# start of PROVIDED INFORMATION

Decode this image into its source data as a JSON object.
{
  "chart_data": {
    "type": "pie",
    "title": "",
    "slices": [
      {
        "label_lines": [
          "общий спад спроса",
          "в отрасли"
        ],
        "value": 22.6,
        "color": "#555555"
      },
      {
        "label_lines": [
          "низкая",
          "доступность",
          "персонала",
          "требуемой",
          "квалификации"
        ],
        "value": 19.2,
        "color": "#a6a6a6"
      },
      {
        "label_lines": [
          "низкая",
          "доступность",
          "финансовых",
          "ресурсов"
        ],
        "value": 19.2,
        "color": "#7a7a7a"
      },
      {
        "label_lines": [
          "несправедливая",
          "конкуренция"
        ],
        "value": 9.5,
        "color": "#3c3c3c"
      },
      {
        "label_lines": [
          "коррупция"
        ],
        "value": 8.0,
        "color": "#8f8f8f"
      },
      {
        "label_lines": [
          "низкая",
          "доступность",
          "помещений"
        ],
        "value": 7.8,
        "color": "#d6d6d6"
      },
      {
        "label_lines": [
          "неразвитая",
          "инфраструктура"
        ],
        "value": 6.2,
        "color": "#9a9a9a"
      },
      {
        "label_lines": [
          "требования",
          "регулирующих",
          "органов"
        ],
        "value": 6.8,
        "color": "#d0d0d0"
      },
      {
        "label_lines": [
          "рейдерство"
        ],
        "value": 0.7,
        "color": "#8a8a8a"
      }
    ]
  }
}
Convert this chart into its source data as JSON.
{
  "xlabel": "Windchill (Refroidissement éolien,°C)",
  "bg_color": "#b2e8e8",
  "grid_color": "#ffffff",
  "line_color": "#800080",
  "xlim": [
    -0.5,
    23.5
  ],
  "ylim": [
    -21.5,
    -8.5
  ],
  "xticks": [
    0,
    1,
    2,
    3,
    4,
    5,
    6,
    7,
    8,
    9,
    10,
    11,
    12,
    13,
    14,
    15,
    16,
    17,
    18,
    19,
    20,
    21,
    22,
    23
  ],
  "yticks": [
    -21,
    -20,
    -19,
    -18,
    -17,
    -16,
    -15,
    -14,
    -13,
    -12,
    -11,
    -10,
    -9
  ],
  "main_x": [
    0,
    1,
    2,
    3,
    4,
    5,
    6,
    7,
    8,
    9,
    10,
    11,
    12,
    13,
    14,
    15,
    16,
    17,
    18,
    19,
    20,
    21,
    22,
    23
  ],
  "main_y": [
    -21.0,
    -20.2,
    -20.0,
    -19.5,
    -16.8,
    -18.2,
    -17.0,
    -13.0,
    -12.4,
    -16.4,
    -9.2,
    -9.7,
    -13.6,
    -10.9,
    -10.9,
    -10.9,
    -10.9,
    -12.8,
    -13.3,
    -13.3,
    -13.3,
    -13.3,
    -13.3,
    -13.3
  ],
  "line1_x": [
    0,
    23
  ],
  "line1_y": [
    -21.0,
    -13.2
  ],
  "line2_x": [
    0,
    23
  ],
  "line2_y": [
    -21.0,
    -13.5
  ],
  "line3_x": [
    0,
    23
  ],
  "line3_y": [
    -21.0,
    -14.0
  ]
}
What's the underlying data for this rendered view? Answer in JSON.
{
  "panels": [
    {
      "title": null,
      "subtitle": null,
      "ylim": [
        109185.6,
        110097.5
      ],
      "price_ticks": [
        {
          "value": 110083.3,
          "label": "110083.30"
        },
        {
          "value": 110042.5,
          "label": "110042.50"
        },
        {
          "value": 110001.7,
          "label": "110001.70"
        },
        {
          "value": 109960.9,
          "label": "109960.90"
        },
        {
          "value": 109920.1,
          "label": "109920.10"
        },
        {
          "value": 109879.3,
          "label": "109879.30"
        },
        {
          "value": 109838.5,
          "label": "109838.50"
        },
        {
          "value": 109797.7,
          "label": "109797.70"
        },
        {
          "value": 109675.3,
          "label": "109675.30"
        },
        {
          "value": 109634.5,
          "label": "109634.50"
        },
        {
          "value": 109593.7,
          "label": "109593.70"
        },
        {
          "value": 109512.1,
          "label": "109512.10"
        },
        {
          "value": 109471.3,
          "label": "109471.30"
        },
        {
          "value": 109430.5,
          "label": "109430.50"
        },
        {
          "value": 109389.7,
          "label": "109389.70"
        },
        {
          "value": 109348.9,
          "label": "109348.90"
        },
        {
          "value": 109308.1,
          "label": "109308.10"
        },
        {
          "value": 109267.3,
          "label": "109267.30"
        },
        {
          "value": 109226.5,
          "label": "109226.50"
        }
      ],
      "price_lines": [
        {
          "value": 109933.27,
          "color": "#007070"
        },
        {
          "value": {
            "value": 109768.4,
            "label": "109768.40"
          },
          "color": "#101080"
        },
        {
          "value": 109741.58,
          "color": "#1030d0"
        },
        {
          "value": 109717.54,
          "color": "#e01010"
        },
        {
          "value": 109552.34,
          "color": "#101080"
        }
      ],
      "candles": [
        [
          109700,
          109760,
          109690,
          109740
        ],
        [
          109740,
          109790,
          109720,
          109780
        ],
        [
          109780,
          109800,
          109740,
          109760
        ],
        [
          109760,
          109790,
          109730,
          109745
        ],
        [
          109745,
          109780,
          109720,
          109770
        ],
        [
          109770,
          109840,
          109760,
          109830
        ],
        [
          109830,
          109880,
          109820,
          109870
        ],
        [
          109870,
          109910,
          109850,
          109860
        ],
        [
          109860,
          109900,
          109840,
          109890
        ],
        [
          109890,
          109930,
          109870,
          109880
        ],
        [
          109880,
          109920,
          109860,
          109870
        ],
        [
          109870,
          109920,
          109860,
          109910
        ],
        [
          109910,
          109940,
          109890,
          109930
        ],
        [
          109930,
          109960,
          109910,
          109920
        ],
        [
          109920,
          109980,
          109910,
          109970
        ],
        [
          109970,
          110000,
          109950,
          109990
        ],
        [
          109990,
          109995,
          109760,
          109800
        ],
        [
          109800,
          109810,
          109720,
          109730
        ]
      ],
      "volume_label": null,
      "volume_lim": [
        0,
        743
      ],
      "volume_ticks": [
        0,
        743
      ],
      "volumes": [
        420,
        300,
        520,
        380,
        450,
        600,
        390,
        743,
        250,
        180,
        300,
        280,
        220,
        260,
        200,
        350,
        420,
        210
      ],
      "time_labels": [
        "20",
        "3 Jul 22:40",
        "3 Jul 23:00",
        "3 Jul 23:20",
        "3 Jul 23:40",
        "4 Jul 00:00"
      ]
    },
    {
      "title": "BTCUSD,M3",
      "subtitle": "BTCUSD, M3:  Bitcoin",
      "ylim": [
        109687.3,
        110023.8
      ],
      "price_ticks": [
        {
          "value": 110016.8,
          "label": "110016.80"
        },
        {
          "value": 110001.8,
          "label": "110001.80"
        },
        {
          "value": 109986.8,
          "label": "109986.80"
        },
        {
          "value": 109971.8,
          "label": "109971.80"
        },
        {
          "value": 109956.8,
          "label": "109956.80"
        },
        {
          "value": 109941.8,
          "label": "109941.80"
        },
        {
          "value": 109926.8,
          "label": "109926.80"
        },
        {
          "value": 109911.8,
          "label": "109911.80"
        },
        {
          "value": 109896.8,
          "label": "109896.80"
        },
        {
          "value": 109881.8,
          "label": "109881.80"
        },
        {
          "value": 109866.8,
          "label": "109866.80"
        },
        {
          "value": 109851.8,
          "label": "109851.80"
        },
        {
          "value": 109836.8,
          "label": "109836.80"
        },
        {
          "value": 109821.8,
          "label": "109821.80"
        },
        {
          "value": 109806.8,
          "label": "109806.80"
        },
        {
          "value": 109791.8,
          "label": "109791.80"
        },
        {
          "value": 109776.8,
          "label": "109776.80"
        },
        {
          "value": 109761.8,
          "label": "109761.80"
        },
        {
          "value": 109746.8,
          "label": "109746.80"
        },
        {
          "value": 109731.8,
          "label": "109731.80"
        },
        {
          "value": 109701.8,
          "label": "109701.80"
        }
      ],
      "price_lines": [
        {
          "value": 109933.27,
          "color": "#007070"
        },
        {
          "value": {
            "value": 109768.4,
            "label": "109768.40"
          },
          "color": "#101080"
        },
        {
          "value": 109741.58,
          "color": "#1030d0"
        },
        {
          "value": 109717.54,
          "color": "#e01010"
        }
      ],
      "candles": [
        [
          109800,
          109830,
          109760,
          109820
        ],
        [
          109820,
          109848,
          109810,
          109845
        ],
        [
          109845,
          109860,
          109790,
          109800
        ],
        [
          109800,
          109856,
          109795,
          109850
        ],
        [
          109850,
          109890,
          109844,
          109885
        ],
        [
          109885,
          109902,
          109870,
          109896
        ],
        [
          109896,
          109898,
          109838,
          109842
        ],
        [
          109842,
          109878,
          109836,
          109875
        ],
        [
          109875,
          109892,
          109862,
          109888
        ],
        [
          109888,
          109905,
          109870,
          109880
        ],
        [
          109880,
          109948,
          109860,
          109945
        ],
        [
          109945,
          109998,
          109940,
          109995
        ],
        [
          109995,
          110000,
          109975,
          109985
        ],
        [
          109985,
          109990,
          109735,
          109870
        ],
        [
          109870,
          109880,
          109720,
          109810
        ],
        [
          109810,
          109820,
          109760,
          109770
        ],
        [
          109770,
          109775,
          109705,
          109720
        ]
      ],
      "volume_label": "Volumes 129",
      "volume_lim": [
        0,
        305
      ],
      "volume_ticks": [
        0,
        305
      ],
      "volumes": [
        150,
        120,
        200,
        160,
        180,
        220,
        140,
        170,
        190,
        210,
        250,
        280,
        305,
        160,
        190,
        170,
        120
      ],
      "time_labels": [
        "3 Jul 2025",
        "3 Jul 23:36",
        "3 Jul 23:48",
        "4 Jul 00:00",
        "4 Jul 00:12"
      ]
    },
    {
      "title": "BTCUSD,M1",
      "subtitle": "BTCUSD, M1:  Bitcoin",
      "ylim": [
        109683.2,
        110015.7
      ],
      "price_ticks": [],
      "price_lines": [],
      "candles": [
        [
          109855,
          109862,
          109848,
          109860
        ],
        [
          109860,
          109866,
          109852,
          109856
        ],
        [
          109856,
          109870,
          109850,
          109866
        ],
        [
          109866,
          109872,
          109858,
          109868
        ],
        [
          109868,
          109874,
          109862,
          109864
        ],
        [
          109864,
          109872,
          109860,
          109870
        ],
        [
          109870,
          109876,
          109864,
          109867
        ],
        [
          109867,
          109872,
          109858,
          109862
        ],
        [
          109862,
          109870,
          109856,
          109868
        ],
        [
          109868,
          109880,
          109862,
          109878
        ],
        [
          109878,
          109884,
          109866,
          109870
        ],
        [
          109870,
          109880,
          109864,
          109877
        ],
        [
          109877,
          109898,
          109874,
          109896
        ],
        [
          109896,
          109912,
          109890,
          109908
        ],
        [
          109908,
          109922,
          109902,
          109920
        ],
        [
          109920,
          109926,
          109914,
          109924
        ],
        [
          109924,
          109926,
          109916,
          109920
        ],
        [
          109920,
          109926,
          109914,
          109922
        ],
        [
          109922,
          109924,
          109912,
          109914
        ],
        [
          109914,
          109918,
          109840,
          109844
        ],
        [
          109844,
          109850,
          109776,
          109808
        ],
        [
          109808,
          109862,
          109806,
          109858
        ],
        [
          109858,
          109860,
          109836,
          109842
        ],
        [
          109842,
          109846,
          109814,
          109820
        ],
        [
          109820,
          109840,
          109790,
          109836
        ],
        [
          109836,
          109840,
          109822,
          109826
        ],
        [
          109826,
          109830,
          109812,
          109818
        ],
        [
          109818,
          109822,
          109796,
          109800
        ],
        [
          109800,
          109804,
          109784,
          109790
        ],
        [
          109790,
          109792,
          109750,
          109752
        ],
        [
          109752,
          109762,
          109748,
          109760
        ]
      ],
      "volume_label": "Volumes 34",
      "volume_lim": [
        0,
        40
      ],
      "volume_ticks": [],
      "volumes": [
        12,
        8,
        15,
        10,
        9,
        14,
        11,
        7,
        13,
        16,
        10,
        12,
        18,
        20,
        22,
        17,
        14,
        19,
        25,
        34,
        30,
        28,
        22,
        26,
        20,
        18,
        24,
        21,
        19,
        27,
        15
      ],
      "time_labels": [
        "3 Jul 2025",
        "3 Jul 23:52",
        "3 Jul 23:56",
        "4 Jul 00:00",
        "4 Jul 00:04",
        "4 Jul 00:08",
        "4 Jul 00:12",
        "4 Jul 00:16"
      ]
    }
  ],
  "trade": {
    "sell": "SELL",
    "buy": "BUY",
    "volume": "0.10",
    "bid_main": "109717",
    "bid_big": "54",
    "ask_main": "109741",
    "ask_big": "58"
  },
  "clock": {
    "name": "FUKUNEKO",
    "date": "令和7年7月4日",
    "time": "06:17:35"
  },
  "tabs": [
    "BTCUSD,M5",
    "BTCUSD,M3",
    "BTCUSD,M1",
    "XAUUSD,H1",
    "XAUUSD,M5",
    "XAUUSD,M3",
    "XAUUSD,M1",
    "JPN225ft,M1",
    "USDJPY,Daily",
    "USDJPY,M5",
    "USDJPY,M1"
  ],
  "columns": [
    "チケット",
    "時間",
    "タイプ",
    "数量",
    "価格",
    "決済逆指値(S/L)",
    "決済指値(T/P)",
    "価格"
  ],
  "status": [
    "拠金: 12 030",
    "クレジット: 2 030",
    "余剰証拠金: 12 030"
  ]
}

# end of PROVIDED INFORMATION

:: GIVEN TASK ::
Above are the records. Identify each line that contains the word "XAUUSD".

:: ANSWER FOR THIS EXERCISE ::
    "XAUUSD,H1",
    "XAUUSD,M5",
    "XAUUSD,M3",
    "XAUUSD,M1",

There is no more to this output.